Given information:

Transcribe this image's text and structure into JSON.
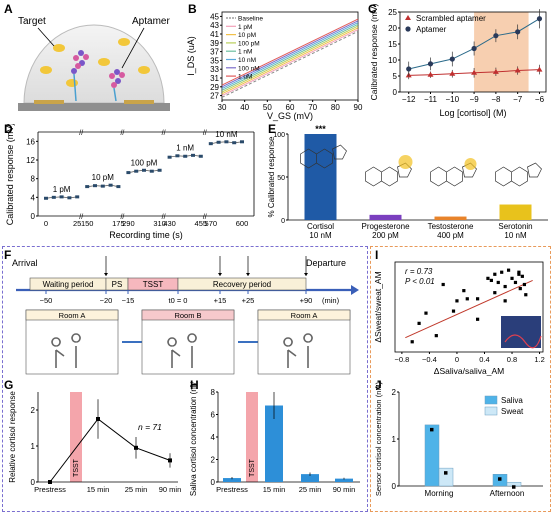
{
  "panel_labels": {
    "A": "A",
    "B": "B",
    "C": "C",
    "D": "D",
    "E": "E",
    "F": "F",
    "G": "G",
    "H": "H",
    "I": "I",
    "J": "J"
  },
  "panelA": {
    "target_label": "Target",
    "aptamer_label": "Aptamer"
  },
  "chart_data": [
    {
      "id": "B",
      "type": "line",
      "xlabel": "V_GS (mV)",
      "ylabel": "I_DS (uA)",
      "xlim": [
        30,
        90
      ],
      "ylim": [
        26,
        46
      ],
      "xticks": [
        30,
        40,
        50,
        60,
        70,
        80,
        90
      ],
      "yticks": [
        27,
        29,
        31,
        33,
        35,
        37,
        39,
        41,
        43,
        45
      ],
      "legend": [
        "Baseline",
        "1 pM",
        "10 pM",
        "100 pM",
        "1 nM",
        "10 nM",
        "100 nM",
        "1 uM"
      ],
      "colors": [
        "#8a8a8a",
        "#f2a0b8",
        "#f2c14a",
        "#b9cf5a",
        "#6cc0a0",
        "#5aa9dc",
        "#7b6cc9",
        "#e05a5a"
      ],
      "series": [
        {
          "name": "Baseline",
          "x": [
            30,
            90
          ],
          "y": [
            26.6,
            41.6
          ]
        },
        {
          "name": "1 pM",
          "x": [
            30,
            90
          ],
          "y": [
            27.0,
            42.0
          ]
        },
        {
          "name": "10 pM",
          "x": [
            30,
            90
          ],
          "y": [
            27.4,
            42.4
          ]
        },
        {
          "name": "100 pM",
          "x": [
            30,
            90
          ],
          "y": [
            27.8,
            42.8
          ]
        },
        {
          "name": "1 nM",
          "x": [
            30,
            90
          ],
          "y": [
            28.2,
            43.2
          ]
        },
        {
          "name": "10 nM",
          "x": [
            30,
            90
          ],
          "y": [
            28.6,
            43.6
          ]
        },
        {
          "name": "100 nM",
          "x": [
            30,
            90
          ],
          "y": [
            29.0,
            44.0
          ]
        },
        {
          "name": "1 uM",
          "x": [
            30,
            90
          ],
          "y": [
            29.4,
            44.4
          ]
        }
      ]
    },
    {
      "id": "C",
      "type": "scatter",
      "xlabel": "Log [cortisol] (M)",
      "ylabel": "Calibrated response (mV)",
      "xlim": [
        -12.4,
        -5.7
      ],
      "ylim": [
        0,
        25
      ],
      "xticks": [
        -12,
        -11,
        -10,
        -9,
        -8,
        -7,
        -6
      ],
      "yticks": [
        0,
        5,
        10,
        15,
        20,
        25
      ],
      "shaded_range": [
        -9,
        -6.5
      ],
      "series": [
        {
          "name": "Scrambled aptamer",
          "x": [
            -12,
            -11,
            -10,
            -9,
            -8,
            -7,
            -6
          ],
          "y": [
            5.2,
            5.4,
            5.7,
            6.0,
            6.3,
            6.7,
            7.0
          ],
          "err": [
            1.2,
            1.0,
            1.2,
            1.5,
            1.3,
            1.3,
            1.5
          ]
        },
        {
          "name": "Aptamer",
          "x": [
            -12,
            -11,
            -10,
            -9,
            -8,
            -7,
            -6
          ],
          "y": [
            7.2,
            8.8,
            10.3,
            13.6,
            17.6,
            18.8,
            22.9
          ],
          "err": [
            2.3,
            2.0,
            2.3,
            2.2,
            2.0,
            2.3,
            3.0
          ]
        }
      ]
    },
    {
      "id": "D",
      "type": "scatter",
      "xlabel": "Recording time (s)",
      "ylabel": "Calibrated response (mV)",
      "ylim": [
        0,
        18
      ],
      "yticks": [
        0,
        4,
        8,
        12,
        16
      ],
      "xticks": [
        "0",
        "25",
        "150",
        "175",
        "290",
        "310",
        "430",
        "455",
        "570",
        "600"
      ],
      "groups": [
        {
          "label": "1 pM",
          "y": [
            3.8,
            4.0,
            4.1,
            3.9,
            4.1
          ]
        },
        {
          "label": "10 pM",
          "y": [
            6.3,
            6.5,
            6.4,
            6.6,
            6.3
          ]
        },
        {
          "label": "100 pM",
          "y": [
            9.3,
            9.6,
            9.8,
            9.6,
            9.8
          ]
        },
        {
          "label": "1 nM",
          "y": [
            12.6,
            12.9,
            12.8,
            13.0,
            12.8
          ]
        },
        {
          "label": "10 nM",
          "y": [
            15.5,
            15.8,
            15.9,
            15.7,
            15.9
          ]
        }
      ]
    },
    {
      "id": "E",
      "type": "bar",
      "ylabel": "% Calibrated response",
      "ylim": [
        0,
        100
      ],
      "categories": [
        "Cortisol",
        "Progesterone",
        "Testosterone",
        "Serotonin"
      ],
      "concentrations": [
        "10 nM",
        "200 pM",
        "400 pM",
        "10 nM"
      ],
      "values": [
        100,
        6,
        4,
        18
      ],
      "colors": [
        "#1f5aa6",
        "#7b3fbf",
        "#e8832a",
        "#e8c21c"
      ],
      "significance": "***"
    },
    {
      "id": "G",
      "type": "line",
      "xlabel": "",
      "ylabel": "Relative cortisol response",
      "ylim": [
        0,
        2.5
      ],
      "yticks": [
        0,
        1,
        2
      ],
      "categories": [
        "Prestress",
        "15 min",
        "25 min",
        "90 min"
      ],
      "values": [
        0,
        1.75,
        0.95,
        0.6
      ],
      "err": [
        0,
        0.55,
        0.3,
        0.2
      ],
      "annotation": "n = 71",
      "band_label": "TSST"
    },
    {
      "id": "H",
      "type": "bar",
      "xlabel": "",
      "ylabel": "Saliva cortisol concentration (nM)",
      "ylim": [
        0,
        8
      ],
      "yticks": [
        0,
        2,
        4,
        6,
        8
      ],
      "categories": [
        "Prestress",
        "15 min",
        "25 min",
        "90 min"
      ],
      "values": [
        0.35,
        6.8,
        0.7,
        0.3
      ],
      "err": [
        0.1,
        1.2,
        0.15,
        0.08
      ],
      "band_label": "TSST"
    },
    {
      "id": "I",
      "type": "scatter",
      "xlabel": "ΔSaliva/saliva_AM",
      "ylabel": "ΔSweat/sweat_AM",
      "xlim": [
        -0.9,
        1.25
      ],
      "ylim": [
        -1.1,
        1.1
      ],
      "xticks": [
        -0.8,
        -0.4,
        0,
        0.4,
        0.8,
        1.2
      ],
      "annotations": [
        "r = 0.73",
        "P < 0.01"
      ],
      "x": [
        -0.65,
        -0.55,
        -0.45,
        -0.3,
        -0.2,
        -0.05,
        0.0,
        0.1,
        0.15,
        0.3,
        0.45,
        0.5,
        0.55,
        0.6,
        0.65,
        0.7,
        0.75,
        0.8,
        0.85,
        0.9,
        0.92,
        0.95,
        0.98,
        1.0,
        0.55,
        0.7,
        0.9,
        0.3
      ],
      "y": [
        -0.85,
        -0.4,
        -0.15,
        -0.7,
        0.55,
        -0.1,
        0.15,
        0.4,
        0.2,
        -0.3,
        0.7,
        0.65,
        0.8,
        0.6,
        0.85,
        0.5,
        0.9,
        0.7,
        0.6,
        0.85,
        0.45,
        0.75,
        0.55,
        0.3,
        0.35,
        0.15,
        0.8,
        0.2
      ],
      "fit": {
        "x": [
          -0.75,
          1.1
        ],
        "y": [
          -0.75,
          0.65
        ]
      }
    },
    {
      "id": "J",
      "type": "bar",
      "xlabel": "",
      "ylabel": "Sensor cortisol concentration (nM)",
      "ylim": [
        0,
        2
      ],
      "yticks": [
        0,
        1,
        2
      ],
      "categories": [
        "Morning",
        "Afternoon"
      ],
      "series": [
        {
          "name": "Saliva",
          "values": [
            1.3,
            0.25
          ],
          "color": "#4fb3e8"
        },
        {
          "name": "Sweat",
          "values": [
            0.38,
            0.08
          ],
          "color": "#cde8f7"
        }
      ]
    }
  ],
  "panelE_ticks": {
    "y": [
      "0",
      "50",
      "100"
    ]
  },
  "panelF": {
    "arrival": "Arrival",
    "departure": "Departure",
    "waiting": "Waiting period",
    "ps": "PS",
    "tsst": "TSST",
    "recovery": "Recovery period",
    "ticks": [
      "−50",
      "−20",
      "−15",
      "t0 = 0",
      "+15",
      "+25",
      "+90"
    ],
    "unit": "(min)",
    "rooms": [
      "Room A",
      "Room B",
      "Room A"
    ]
  }
}
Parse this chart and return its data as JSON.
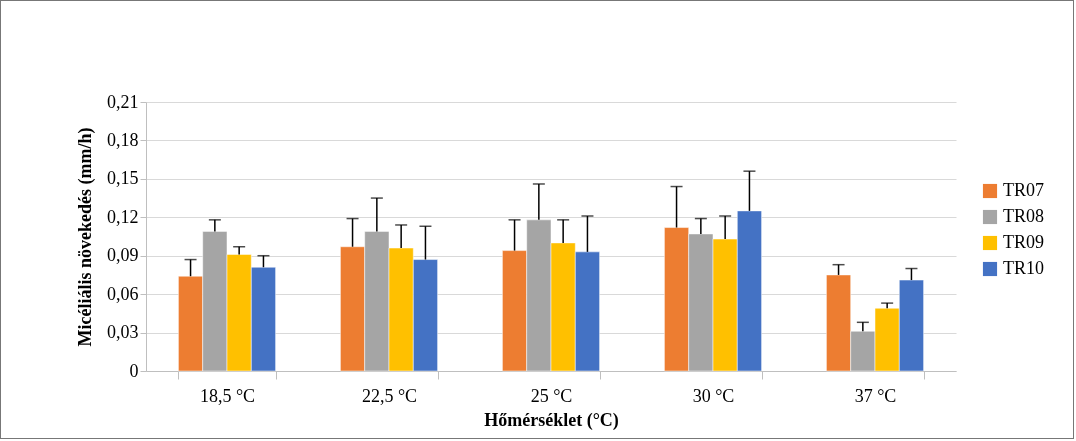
{
  "chart_data": {
    "type": "bar",
    "xlabel": "Hőmérséklet (°C)",
    "ylabel": "Micéliális növekedés (mm/h)",
    "categories": [
      "18,5 °C",
      "22,5 °C",
      "25 °C",
      "30 °C",
      "37 °C"
    ],
    "series": [
      {
        "name": "TR07",
        "color": "#ed7d31",
        "values": [
          0.074,
          0.097,
          0.094,
          0.112,
          0.075
        ],
        "errors": [
          [
            0.074,
            0.087
          ],
          [
            0.097,
            0.119
          ],
          [
            0.094,
            0.118
          ],
          [
            0.112,
            0.144
          ],
          [
            0.075,
            0.083
          ]
        ]
      },
      {
        "name": "TR08",
        "color": "#a5a5a5",
        "values": [
          0.109,
          0.109,
          0.118,
          0.107,
          0.031
        ],
        "errors": [
          [
            0.109,
            0.118
          ],
          [
            0.109,
            0.135
          ],
          [
            0.118,
            0.146
          ],
          [
            0.107,
            0.119
          ],
          [
            0.031,
            0.038
          ]
        ]
      },
      {
        "name": "TR09",
        "color": "#ffc000",
        "values": [
          0.091,
          0.096,
          0.1,
          0.103,
          0.049
        ],
        "errors": [
          [
            0.091,
            0.097
          ],
          [
            0.096,
            0.114
          ],
          [
            0.1,
            0.118
          ],
          [
            0.103,
            0.121
          ],
          [
            0.049,
            0.053
          ]
        ]
      },
      {
        "name": "TR10",
        "color": "#4472c4",
        "values": [
          0.081,
          0.087,
          0.093,
          0.125,
          0.071
        ],
        "errors": [
          [
            0.081,
            0.09
          ],
          [
            0.087,
            0.113
          ],
          [
            0.093,
            0.121
          ],
          [
            0.125,
            0.156
          ],
          [
            0.071,
            0.08
          ]
        ]
      }
    ],
    "ylim": [
      0,
      0.21
    ],
    "yticks": [
      {
        "value": 0,
        "label": "0"
      },
      {
        "value": 0.03,
        "label": "0,03"
      },
      {
        "value": 0.06,
        "label": "0,06"
      },
      {
        "value": 0.09,
        "label": "0,09"
      },
      {
        "value": 0.12,
        "label": "0,12"
      },
      {
        "value": 0.15,
        "label": "0,15"
      },
      {
        "value": 0.18,
        "label": "0,18"
      },
      {
        "value": 0.21,
        "label": "0,21"
      }
    ],
    "grid": "y",
    "legend": "right"
  }
}
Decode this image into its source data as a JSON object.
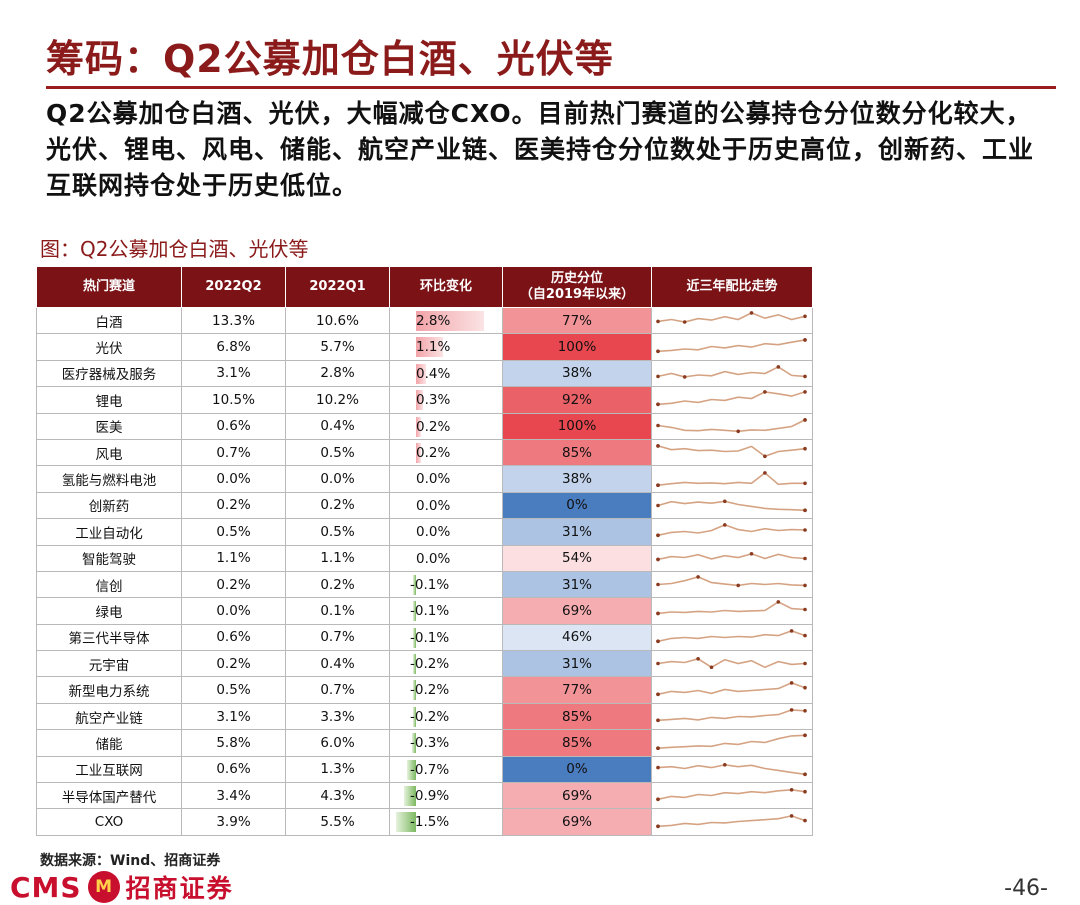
{
  "title": "筹码：Q2公募加仓白酒、光伏等",
  "summary": "Q2公募加仓白酒、光伏，大幅减仓CXO。目前热门赛道的公募持仓分位数分化较大，光伏、锂电、风电、储能、航空产业链、医美持仓分位数处于历史高位，创新药、工业互联网持仓处于历史低位。",
  "figure_caption": "图：Q2公募加仓白酒、光伏等",
  "table": {
    "headers": {
      "sector": "热门赛道",
      "q2": "2022Q2",
      "q1": "2022Q1",
      "change": "环比变化",
      "percentile_line1": "历史分位",
      "percentile_line2": "（自2019年以来）",
      "trend": "近三年配比走势"
    },
    "rows": [
      {
        "sector": "白酒",
        "q2": "13.3%",
        "q1": "10.6%",
        "change": "2.8%",
        "change_value": 2.8,
        "percentile": "77%",
        "percentile_value": 77
      },
      {
        "sector": "光伏",
        "q2": "6.8%",
        "q1": "5.7%",
        "change": "1.1%",
        "change_value": 1.1,
        "percentile": "100%",
        "percentile_value": 100
      },
      {
        "sector": "医疗器械及服务",
        "q2": "3.1%",
        "q1": "2.8%",
        "change": "0.4%",
        "change_value": 0.4,
        "percentile": "38%",
        "percentile_value": 38
      },
      {
        "sector": "锂电",
        "q2": "10.5%",
        "q1": "10.2%",
        "change": "0.3%",
        "change_value": 0.3,
        "percentile": "92%",
        "percentile_value": 92
      },
      {
        "sector": "医美",
        "q2": "0.6%",
        "q1": "0.4%",
        "change": "0.2%",
        "change_value": 0.2,
        "percentile": "100%",
        "percentile_value": 100
      },
      {
        "sector": "风电",
        "q2": "0.7%",
        "q1": "0.5%",
        "change": "0.2%",
        "change_value": 0.2,
        "percentile": "85%",
        "percentile_value": 85
      },
      {
        "sector": "氢能与燃料电池",
        "q2": "0.0%",
        "q1": "0.0%",
        "change": "0.0%",
        "change_value": 0.0,
        "percentile": "38%",
        "percentile_value": 38
      },
      {
        "sector": "创新药",
        "q2": "0.2%",
        "q1": "0.2%",
        "change": "0.0%",
        "change_value": 0.0,
        "percentile": "0%",
        "percentile_value": 0
      },
      {
        "sector": "工业自动化",
        "q2": "0.5%",
        "q1": "0.5%",
        "change": "0.0%",
        "change_value": 0.0,
        "percentile": "31%",
        "percentile_value": 31
      },
      {
        "sector": "智能驾驶",
        "q2": "1.1%",
        "q1": "1.1%",
        "change": "0.0%",
        "change_value": 0.0,
        "percentile": "54%",
        "percentile_value": 54
      },
      {
        "sector": "信创",
        "q2": "0.2%",
        "q1": "0.2%",
        "change": "-0.1%",
        "change_value": -0.1,
        "percentile": "31%",
        "percentile_value": 31
      },
      {
        "sector": "绿电",
        "q2": "0.0%",
        "q1": "0.1%",
        "change": "-0.1%",
        "change_value": -0.1,
        "percentile": "69%",
        "percentile_value": 69
      },
      {
        "sector": "第三代半导体",
        "q2": "0.6%",
        "q1": "0.7%",
        "change": "-0.1%",
        "change_value": -0.1,
        "percentile": "46%",
        "percentile_value": 46
      },
      {
        "sector": "元宇宙",
        "q2": "0.2%",
        "q1": "0.4%",
        "change": "-0.2%",
        "change_value": -0.2,
        "percentile": "31%",
        "percentile_value": 31
      },
      {
        "sector": "新型电力系统",
        "q2": "0.5%",
        "q1": "0.7%",
        "change": "-0.2%",
        "change_value": -0.2,
        "percentile": "77%",
        "percentile_value": 77
      },
      {
        "sector": "航空产业链",
        "q2": "3.1%",
        "q1": "3.3%",
        "change": "-0.2%",
        "change_value": -0.2,
        "percentile": "85%",
        "percentile_value": 85
      },
      {
        "sector": "储能",
        "q2": "5.8%",
        "q1": "6.0%",
        "change": "-0.3%",
        "change_value": -0.3,
        "percentile": "85%",
        "percentile_value": 85
      },
      {
        "sector": "工业互联网",
        "q2": "0.6%",
        "q1": "1.3%",
        "change": "-0.7%",
        "change_value": -0.7,
        "percentile": "0%",
        "percentile_value": 0
      },
      {
        "sector": "半导体国产替代",
        "q2": "3.4%",
        "q1": "4.3%",
        "change": "-0.9%",
        "change_value": -0.9,
        "percentile": "69%",
        "percentile_value": 69
      },
      {
        "sector": "CXO",
        "q2": "3.9%",
        "q1": "5.5%",
        "change": "-1.5%",
        "change_value": -1.5,
        "percentile": "69%",
        "percentile_value": 69
      }
    ]
  },
  "trend_sparklines": [
    [
      0.45,
      0.55,
      0.42,
      0.6,
      0.52,
      0.7,
      0.55,
      0.9,
      0.62,
      0.8,
      0.55,
      0.72
    ],
    [
      0.3,
      0.35,
      0.42,
      0.38,
      0.55,
      0.48,
      0.6,
      0.52,
      0.7,
      0.65,
      0.78,
      0.9
    ],
    [
      0.35,
      0.5,
      0.32,
      0.42,
      0.38,
      0.6,
      0.45,
      0.55,
      0.5,
      0.85,
      0.4,
      0.35
    ],
    [
      0.25,
      0.3,
      0.42,
      0.35,
      0.5,
      0.45,
      0.62,
      0.55,
      0.9,
      0.8,
      0.68,
      0.9
    ],
    [
      0.55,
      0.45,
      0.3,
      0.28,
      0.35,
      0.3,
      0.25,
      0.32,
      0.3,
      0.4,
      0.5,
      0.85
    ],
    [
      0.85,
      0.65,
      0.7,
      0.6,
      0.62,
      0.55,
      0.58,
      0.82,
      0.3,
      0.55,
      0.62,
      0.7
    ],
    [
      0.2,
      0.28,
      0.35,
      0.3,
      0.32,
      0.28,
      0.35,
      0.3,
      0.85,
      0.25,
      0.3,
      0.3
    ],
    [
      0.5,
      0.7,
      0.6,
      0.68,
      0.62,
      0.72,
      0.55,
      0.45,
      0.35,
      0.3,
      0.28,
      0.25
    ],
    [
      0.3,
      0.45,
      0.5,
      0.42,
      0.55,
      0.85,
      0.6,
      0.5,
      0.65,
      0.55,
      0.6,
      0.58
    ],
    [
      0.45,
      0.6,
      0.55,
      0.7,
      0.48,
      0.65,
      0.55,
      0.75,
      0.5,
      0.72,
      0.55,
      0.5
    ],
    [
      0.5,
      0.55,
      0.7,
      0.9,
      0.6,
      0.52,
      0.45,
      0.55,
      0.5,
      0.55,
      0.48,
      0.45
    ],
    [
      0.35,
      0.42,
      0.4,
      0.45,
      0.42,
      0.5,
      0.45,
      0.48,
      0.5,
      0.95,
      0.6,
      0.55
    ],
    [
      0.3,
      0.45,
      0.5,
      0.45,
      0.55,
      0.5,
      0.55,
      0.52,
      0.65,
      0.6,
      0.85,
      0.6
    ],
    [
      0.5,
      0.6,
      0.55,
      0.75,
      0.3,
      0.7,
      0.5,
      0.65,
      0.3,
      0.6,
      0.45,
      0.5
    ],
    [
      0.3,
      0.45,
      0.4,
      0.5,
      0.35,
      0.55,
      0.45,
      0.5,
      0.55,
      0.6,
      0.9,
      0.65
    ],
    [
      0.3,
      0.35,
      0.4,
      0.32,
      0.45,
      0.4,
      0.5,
      0.48,
      0.55,
      0.6,
      0.85,
      0.8
    ],
    [
      0.2,
      0.25,
      0.28,
      0.32,
      0.3,
      0.45,
      0.4,
      0.55,
      0.5,
      0.7,
      0.85,
      0.88
    ],
    [
      0.6,
      0.65,
      0.55,
      0.7,
      0.6,
      0.75,
      0.65,
      0.72,
      0.55,
      0.45,
      0.35,
      0.25
    ],
    [
      0.3,
      0.45,
      0.4,
      0.55,
      0.5,
      0.65,
      0.6,
      0.7,
      0.65,
      0.75,
      0.8,
      0.7
    ],
    [
      0.3,
      0.35,
      0.45,
      0.4,
      0.5,
      0.48,
      0.55,
      0.6,
      0.65,
      0.7,
      0.85,
      0.6
    ]
  ],
  "source": "数据来源：Wind、招商证券",
  "logo": {
    "brand": "CMS",
    "badge": "M",
    "name": "招商证券"
  },
  "page_number": "-46-",
  "colors": {
    "header_bg": "#7a1216",
    "title": "#8b1a1a",
    "high_percentile": "#e8474f",
    "low_percentile": "#4a7cc0",
    "positive_bar": "#f2a3a8",
    "negative_bar": "#7cb860",
    "sparkline": "#d5a383",
    "sparkline_marker": "#8a3a1f"
  }
}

What you should do:
Work out how many lines above contain the word "this". Give only the number.

Full solution:
3